>> Start DATA TO PROCESS

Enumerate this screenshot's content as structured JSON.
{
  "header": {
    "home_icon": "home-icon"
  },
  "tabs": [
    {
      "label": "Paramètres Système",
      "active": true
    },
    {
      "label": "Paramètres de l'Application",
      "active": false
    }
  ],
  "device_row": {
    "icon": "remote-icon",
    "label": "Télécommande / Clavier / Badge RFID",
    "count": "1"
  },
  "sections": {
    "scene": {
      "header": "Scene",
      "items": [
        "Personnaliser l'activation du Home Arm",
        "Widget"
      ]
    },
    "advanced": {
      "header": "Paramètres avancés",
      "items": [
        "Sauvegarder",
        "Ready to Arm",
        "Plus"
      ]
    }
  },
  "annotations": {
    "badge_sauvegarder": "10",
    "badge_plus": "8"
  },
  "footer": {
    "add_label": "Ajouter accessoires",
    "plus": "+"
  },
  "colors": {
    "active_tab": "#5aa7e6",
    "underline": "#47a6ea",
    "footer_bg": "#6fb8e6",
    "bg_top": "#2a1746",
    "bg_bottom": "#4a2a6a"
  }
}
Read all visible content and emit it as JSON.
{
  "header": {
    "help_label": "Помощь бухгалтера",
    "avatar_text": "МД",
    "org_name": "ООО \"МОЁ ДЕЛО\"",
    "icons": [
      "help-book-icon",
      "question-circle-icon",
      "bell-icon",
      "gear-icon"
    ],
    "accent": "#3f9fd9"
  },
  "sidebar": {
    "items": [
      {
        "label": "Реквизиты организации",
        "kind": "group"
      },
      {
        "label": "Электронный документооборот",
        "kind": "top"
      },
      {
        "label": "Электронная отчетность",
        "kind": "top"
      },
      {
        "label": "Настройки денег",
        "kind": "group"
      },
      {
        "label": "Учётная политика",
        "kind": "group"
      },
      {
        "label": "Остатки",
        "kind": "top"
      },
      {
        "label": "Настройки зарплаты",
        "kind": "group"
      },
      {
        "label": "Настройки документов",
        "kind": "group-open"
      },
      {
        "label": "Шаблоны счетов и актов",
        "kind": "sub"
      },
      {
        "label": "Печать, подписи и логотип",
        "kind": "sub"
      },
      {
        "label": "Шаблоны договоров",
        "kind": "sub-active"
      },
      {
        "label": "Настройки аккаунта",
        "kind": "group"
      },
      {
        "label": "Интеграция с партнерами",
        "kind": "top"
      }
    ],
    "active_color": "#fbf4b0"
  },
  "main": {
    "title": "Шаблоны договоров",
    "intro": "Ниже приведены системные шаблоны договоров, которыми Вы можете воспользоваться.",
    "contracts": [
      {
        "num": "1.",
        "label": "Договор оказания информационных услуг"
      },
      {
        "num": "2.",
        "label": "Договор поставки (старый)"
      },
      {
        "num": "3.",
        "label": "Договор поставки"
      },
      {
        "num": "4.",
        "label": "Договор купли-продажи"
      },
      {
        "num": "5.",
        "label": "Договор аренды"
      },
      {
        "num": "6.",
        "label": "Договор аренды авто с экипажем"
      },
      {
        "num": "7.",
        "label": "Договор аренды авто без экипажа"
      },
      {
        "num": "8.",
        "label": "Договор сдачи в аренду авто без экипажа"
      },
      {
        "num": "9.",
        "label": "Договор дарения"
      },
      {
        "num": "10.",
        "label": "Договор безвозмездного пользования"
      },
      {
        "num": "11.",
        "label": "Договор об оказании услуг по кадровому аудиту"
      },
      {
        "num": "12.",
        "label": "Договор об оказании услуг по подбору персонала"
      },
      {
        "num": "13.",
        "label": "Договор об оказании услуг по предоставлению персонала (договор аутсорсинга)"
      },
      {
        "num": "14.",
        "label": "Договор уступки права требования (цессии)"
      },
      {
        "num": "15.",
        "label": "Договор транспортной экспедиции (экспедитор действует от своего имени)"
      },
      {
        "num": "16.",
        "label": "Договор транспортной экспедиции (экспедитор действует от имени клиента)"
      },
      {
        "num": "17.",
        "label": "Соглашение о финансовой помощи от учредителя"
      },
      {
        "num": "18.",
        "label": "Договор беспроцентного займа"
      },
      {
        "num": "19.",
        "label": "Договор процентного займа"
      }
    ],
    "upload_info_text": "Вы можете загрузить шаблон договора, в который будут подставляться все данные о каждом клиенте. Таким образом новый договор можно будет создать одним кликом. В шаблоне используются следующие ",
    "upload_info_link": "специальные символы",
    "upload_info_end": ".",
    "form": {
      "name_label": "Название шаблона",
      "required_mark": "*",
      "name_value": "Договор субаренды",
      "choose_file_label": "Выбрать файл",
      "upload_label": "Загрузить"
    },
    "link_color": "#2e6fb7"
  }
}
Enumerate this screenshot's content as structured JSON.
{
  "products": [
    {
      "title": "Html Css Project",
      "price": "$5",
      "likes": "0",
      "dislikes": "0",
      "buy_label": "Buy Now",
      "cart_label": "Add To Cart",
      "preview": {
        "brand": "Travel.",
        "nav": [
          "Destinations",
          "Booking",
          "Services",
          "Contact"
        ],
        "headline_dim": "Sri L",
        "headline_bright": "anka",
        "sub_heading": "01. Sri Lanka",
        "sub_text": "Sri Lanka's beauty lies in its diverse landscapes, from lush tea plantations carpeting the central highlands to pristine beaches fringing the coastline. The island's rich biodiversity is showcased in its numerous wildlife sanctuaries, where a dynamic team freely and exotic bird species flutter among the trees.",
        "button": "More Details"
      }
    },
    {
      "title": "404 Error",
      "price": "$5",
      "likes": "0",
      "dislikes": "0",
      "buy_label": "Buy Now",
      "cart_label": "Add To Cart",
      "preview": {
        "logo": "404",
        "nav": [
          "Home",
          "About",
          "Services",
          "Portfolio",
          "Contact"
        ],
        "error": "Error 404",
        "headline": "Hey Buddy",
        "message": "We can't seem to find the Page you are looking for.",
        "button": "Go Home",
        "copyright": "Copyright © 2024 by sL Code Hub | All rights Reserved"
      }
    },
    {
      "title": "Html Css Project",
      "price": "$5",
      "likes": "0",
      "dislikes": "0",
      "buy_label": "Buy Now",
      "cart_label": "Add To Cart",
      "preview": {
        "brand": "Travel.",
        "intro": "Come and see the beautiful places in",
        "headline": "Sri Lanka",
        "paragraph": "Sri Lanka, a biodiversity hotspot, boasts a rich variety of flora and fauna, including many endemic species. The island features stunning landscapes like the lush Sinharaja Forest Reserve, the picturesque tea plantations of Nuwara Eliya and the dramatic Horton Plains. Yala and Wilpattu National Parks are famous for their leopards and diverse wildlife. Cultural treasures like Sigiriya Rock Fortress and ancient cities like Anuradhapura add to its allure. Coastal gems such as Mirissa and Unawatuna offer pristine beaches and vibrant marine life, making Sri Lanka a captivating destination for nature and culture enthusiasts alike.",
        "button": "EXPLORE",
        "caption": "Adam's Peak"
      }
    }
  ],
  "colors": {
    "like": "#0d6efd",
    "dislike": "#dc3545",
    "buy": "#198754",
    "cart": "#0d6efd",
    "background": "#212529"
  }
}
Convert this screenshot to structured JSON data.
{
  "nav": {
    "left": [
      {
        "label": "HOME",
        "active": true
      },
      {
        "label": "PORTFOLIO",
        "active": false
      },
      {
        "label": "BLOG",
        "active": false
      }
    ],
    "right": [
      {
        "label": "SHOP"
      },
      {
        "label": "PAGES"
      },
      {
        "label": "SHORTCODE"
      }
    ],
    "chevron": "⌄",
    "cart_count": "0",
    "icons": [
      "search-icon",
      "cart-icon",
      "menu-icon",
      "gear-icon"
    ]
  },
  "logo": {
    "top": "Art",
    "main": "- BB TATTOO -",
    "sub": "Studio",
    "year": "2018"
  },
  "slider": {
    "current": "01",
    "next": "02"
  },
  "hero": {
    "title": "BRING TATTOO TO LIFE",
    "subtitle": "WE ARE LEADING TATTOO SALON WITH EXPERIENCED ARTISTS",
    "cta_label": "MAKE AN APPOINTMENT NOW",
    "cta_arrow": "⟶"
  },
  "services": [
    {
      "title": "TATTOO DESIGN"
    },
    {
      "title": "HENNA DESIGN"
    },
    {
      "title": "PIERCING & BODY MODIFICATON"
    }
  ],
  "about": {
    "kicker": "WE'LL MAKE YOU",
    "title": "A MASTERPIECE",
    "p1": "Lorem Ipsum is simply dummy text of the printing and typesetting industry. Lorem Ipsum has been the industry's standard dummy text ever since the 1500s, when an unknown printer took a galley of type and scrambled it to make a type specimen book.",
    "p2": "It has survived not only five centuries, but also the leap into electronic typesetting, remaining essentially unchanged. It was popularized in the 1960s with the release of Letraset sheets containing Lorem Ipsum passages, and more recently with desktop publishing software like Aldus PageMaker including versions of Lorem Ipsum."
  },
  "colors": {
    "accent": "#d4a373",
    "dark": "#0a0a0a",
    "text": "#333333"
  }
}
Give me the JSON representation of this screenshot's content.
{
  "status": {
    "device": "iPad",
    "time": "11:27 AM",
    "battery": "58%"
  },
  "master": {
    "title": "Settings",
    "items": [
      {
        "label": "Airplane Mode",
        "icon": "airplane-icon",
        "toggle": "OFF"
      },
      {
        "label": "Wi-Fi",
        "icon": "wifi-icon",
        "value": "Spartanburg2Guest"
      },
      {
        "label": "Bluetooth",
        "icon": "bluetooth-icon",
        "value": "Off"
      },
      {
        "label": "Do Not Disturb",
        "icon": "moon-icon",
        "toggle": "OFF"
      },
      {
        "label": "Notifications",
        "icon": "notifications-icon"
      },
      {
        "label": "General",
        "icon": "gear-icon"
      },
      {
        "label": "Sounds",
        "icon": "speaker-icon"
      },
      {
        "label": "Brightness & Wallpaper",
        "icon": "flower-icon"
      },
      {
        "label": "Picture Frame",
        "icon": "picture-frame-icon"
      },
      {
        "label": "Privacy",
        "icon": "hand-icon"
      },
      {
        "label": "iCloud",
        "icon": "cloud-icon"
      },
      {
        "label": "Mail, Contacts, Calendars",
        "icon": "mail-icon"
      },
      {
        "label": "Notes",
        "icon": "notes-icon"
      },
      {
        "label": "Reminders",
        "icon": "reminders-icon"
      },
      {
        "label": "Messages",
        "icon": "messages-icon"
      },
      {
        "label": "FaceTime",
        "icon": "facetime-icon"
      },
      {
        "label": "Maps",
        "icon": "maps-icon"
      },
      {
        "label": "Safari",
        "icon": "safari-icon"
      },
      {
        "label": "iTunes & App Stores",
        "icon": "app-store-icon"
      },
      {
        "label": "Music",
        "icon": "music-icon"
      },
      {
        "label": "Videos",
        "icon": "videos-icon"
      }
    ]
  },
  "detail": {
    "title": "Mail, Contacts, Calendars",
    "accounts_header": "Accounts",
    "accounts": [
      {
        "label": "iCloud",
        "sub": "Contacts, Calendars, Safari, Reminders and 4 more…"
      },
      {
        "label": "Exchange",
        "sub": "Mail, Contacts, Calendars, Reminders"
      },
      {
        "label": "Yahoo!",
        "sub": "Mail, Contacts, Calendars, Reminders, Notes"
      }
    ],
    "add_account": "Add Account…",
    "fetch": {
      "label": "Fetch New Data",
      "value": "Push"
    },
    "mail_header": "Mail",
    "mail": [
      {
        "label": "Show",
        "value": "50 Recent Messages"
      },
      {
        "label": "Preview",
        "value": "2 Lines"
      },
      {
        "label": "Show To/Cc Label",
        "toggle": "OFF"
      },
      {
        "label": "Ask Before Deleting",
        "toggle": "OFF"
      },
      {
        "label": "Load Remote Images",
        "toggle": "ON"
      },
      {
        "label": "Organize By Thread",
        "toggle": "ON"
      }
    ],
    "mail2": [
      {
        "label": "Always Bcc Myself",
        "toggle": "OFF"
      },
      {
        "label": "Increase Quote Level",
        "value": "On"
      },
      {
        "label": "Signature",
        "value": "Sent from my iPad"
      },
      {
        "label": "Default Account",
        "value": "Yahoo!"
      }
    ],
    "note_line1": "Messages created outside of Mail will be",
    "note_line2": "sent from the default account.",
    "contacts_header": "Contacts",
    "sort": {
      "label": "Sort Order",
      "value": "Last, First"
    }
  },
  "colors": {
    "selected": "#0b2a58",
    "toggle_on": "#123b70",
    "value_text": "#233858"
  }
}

>> End DATA TO PROCESS

■ EXERCISE ■
Copy all lines from the data that hold the word "Calendars".

■ COMPLETED TASK ■
        "label": "Mail, Contacts, Calendars",
    "title": "Mail, Contacts, Calendars",
        "sub": "Contacts, Calendars, Safari, Reminders and 4 more…"
        "sub": "Mail, Contacts, Calendars, Reminders"
        "sub": "Mail, Contacts, Calendars, Reminders, Notes"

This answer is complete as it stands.